<<<<
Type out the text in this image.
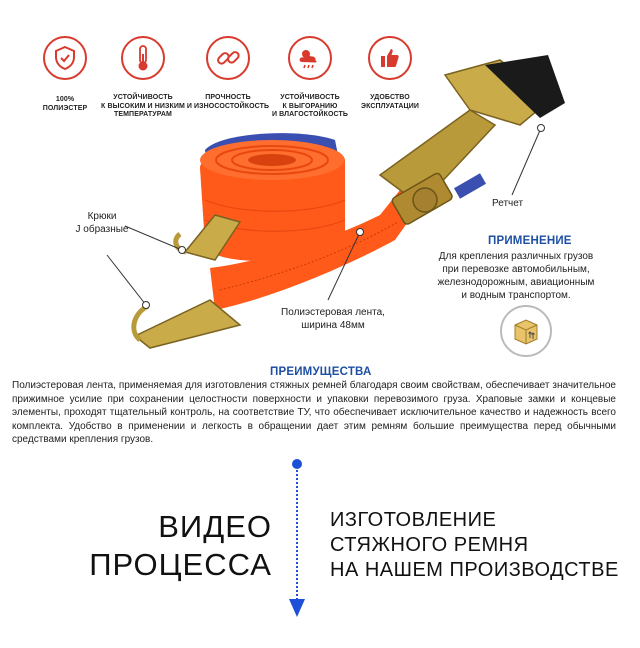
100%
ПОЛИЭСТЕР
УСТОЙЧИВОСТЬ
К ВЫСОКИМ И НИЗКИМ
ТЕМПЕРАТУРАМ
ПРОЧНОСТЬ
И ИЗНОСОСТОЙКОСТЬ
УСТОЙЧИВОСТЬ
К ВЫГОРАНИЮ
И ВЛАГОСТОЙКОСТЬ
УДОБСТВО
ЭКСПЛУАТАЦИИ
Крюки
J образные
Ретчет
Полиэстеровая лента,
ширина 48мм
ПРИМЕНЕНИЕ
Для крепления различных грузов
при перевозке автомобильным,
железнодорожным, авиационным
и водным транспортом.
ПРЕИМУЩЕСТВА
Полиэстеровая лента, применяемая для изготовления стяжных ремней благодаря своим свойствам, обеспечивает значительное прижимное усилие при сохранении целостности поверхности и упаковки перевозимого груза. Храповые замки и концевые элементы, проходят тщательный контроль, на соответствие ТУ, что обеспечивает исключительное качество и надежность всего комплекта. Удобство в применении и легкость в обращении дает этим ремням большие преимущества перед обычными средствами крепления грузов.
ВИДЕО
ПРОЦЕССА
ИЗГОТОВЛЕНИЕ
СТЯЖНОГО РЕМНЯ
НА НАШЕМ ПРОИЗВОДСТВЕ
>>>>
<<<<
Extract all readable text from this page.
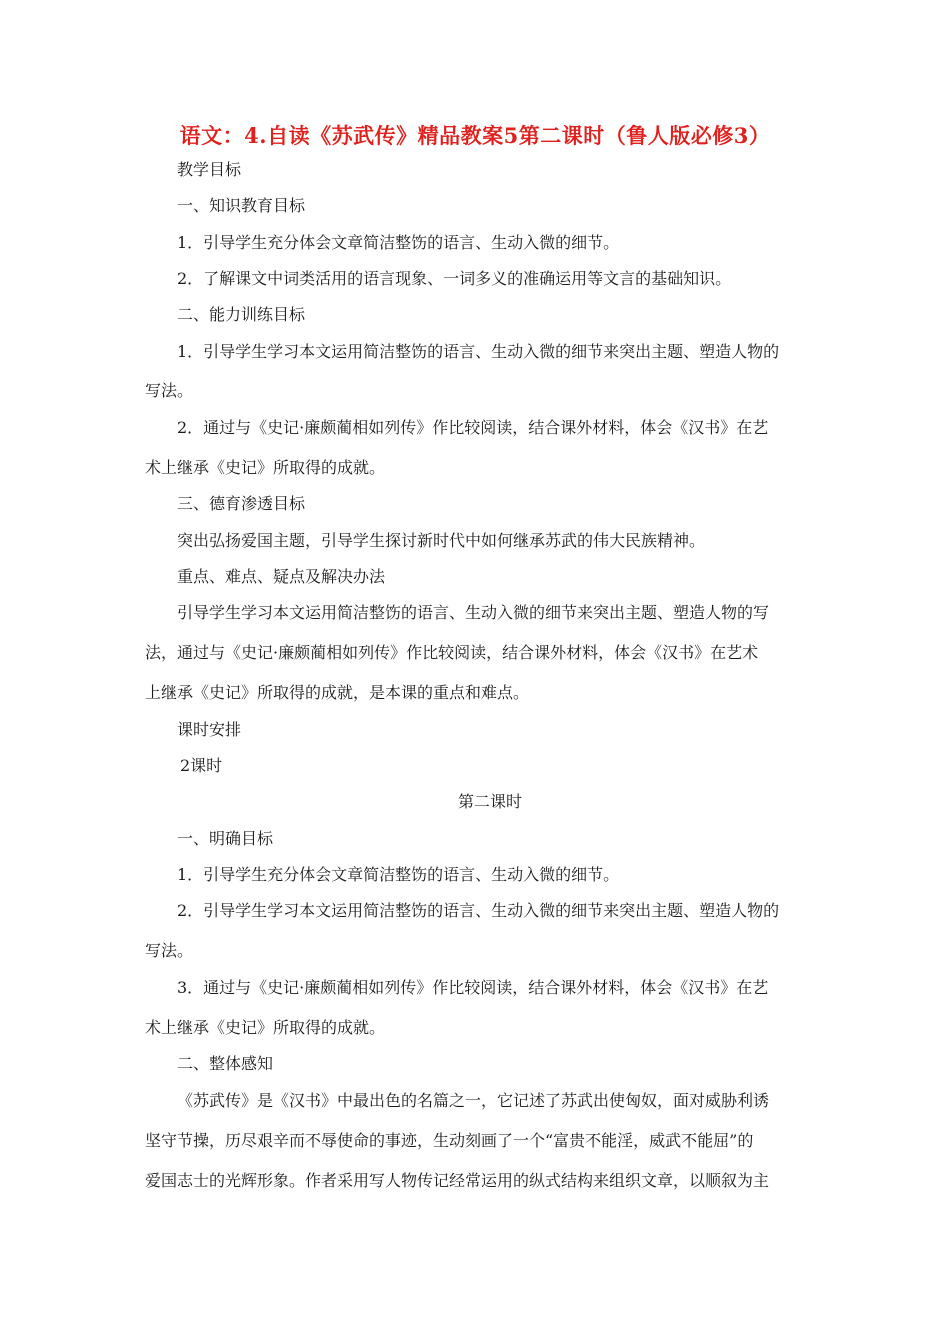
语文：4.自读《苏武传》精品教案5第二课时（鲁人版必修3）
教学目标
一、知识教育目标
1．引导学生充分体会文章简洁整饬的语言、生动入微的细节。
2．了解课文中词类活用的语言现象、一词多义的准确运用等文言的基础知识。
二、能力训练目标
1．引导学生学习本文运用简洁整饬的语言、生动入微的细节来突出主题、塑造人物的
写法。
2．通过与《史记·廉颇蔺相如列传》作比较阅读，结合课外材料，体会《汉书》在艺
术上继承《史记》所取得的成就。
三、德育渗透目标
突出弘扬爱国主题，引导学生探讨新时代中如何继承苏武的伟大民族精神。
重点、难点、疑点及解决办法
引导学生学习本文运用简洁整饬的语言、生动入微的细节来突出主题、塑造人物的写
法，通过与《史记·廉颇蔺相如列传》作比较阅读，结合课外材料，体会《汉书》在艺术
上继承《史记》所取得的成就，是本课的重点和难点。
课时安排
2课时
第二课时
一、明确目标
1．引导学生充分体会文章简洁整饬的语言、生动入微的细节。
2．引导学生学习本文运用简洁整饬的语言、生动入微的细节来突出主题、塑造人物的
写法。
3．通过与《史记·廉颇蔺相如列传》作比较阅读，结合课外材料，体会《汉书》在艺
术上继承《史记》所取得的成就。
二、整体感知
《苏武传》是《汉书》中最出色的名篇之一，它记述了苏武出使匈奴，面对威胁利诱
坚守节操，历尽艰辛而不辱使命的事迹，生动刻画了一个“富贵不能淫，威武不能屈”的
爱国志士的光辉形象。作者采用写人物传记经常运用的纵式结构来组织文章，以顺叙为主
>>>>
<<<<
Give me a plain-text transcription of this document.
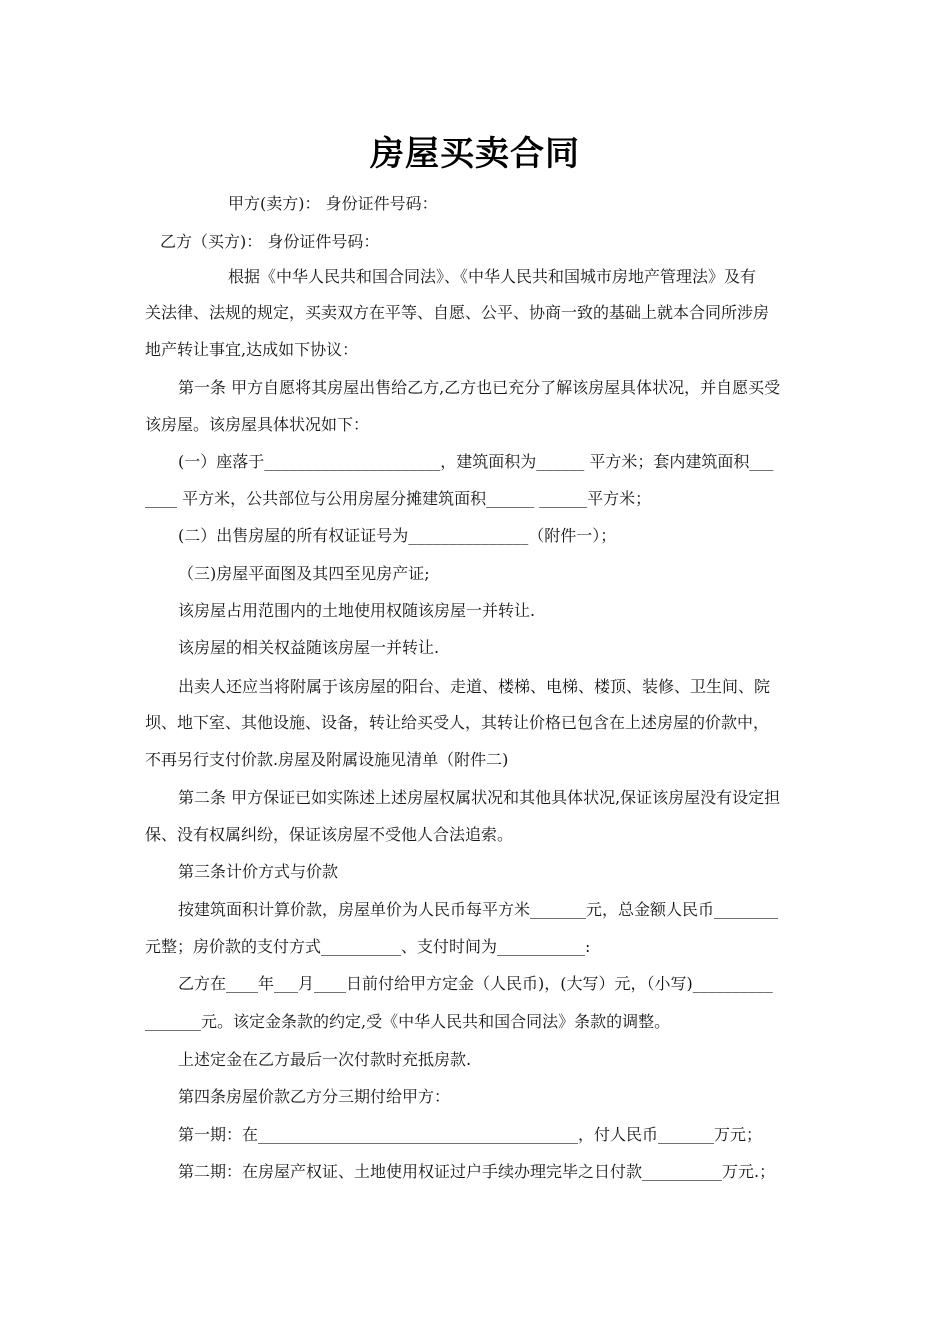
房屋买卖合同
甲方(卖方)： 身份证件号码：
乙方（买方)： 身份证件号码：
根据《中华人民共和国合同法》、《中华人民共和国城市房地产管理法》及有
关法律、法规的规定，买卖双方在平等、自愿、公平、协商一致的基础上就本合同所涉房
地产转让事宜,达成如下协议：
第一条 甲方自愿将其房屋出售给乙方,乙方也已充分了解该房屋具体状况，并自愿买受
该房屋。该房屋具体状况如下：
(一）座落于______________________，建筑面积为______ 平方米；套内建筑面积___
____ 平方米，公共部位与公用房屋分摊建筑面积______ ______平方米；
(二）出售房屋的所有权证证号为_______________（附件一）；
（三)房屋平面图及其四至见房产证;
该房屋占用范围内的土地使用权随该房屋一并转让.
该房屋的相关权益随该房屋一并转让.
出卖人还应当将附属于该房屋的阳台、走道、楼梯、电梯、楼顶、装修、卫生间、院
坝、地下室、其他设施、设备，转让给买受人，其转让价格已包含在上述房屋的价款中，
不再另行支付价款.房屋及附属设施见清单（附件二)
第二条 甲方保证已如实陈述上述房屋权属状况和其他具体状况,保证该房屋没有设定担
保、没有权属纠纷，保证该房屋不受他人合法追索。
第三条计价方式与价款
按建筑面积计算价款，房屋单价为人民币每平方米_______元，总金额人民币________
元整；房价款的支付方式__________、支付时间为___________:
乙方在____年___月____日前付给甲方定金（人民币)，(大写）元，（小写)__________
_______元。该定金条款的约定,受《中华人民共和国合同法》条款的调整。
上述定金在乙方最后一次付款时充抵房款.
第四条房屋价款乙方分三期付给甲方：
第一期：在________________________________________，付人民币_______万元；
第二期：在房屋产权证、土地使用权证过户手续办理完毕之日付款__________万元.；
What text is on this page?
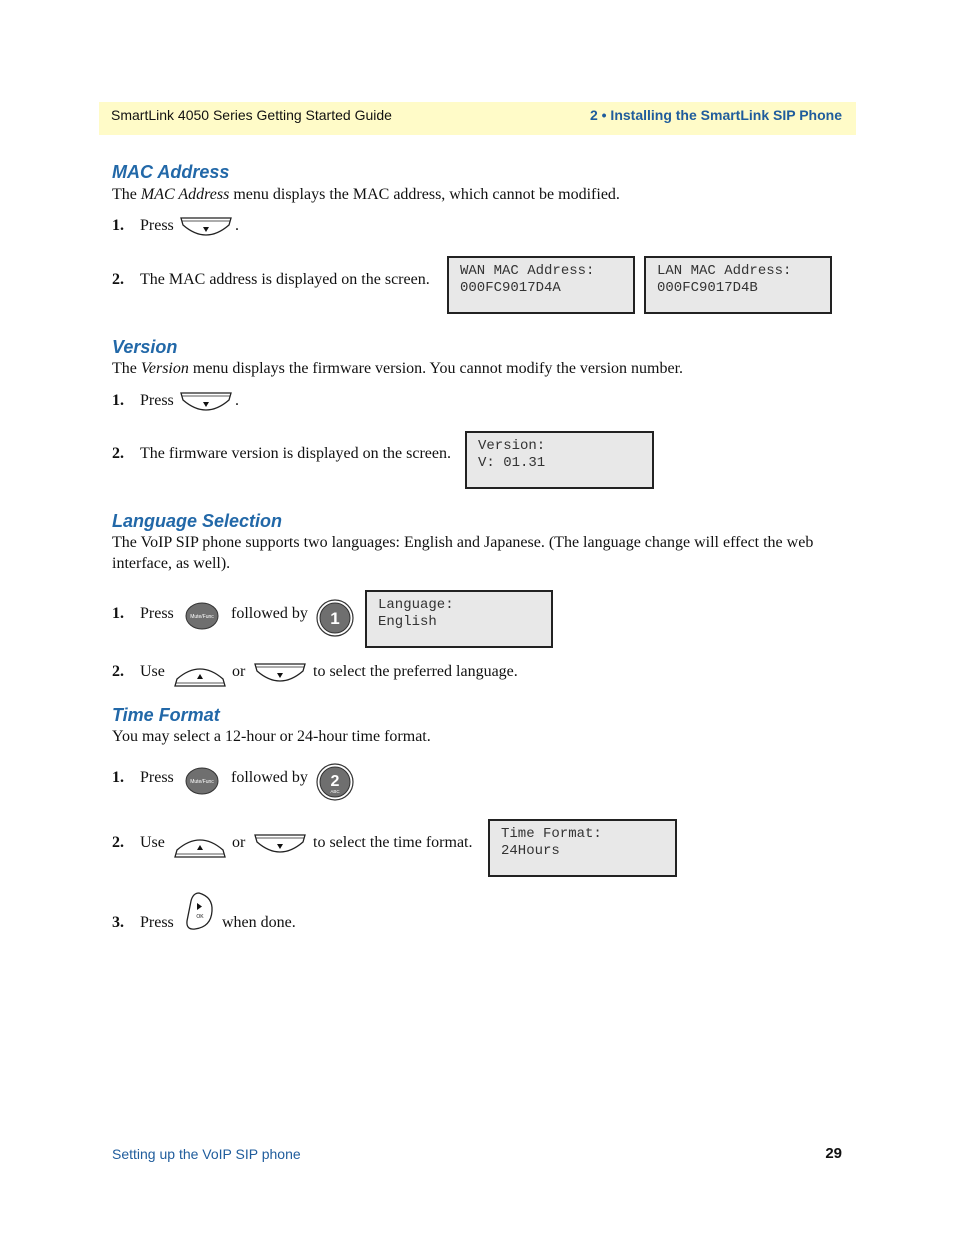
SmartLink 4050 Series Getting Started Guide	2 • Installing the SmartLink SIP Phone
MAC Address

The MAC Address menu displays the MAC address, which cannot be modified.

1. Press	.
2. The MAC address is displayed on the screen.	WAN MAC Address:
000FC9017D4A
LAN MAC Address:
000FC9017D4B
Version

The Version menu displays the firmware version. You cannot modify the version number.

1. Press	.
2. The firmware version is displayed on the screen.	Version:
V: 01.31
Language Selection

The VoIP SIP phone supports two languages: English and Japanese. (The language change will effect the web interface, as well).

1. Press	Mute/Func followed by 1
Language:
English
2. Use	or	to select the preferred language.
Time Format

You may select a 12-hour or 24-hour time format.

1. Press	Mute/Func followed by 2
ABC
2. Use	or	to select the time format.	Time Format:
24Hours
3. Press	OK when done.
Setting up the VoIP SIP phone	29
>>>>
# GOAL OF THE EXERCISE:
Look through the records and gather each line with the word "firmware".

# SOLUTION TO THIS EXERCISE:
The Version menu displays the firmware version. You cannot modify the version number.
2. The firmware version is displayed on the screen.	Version:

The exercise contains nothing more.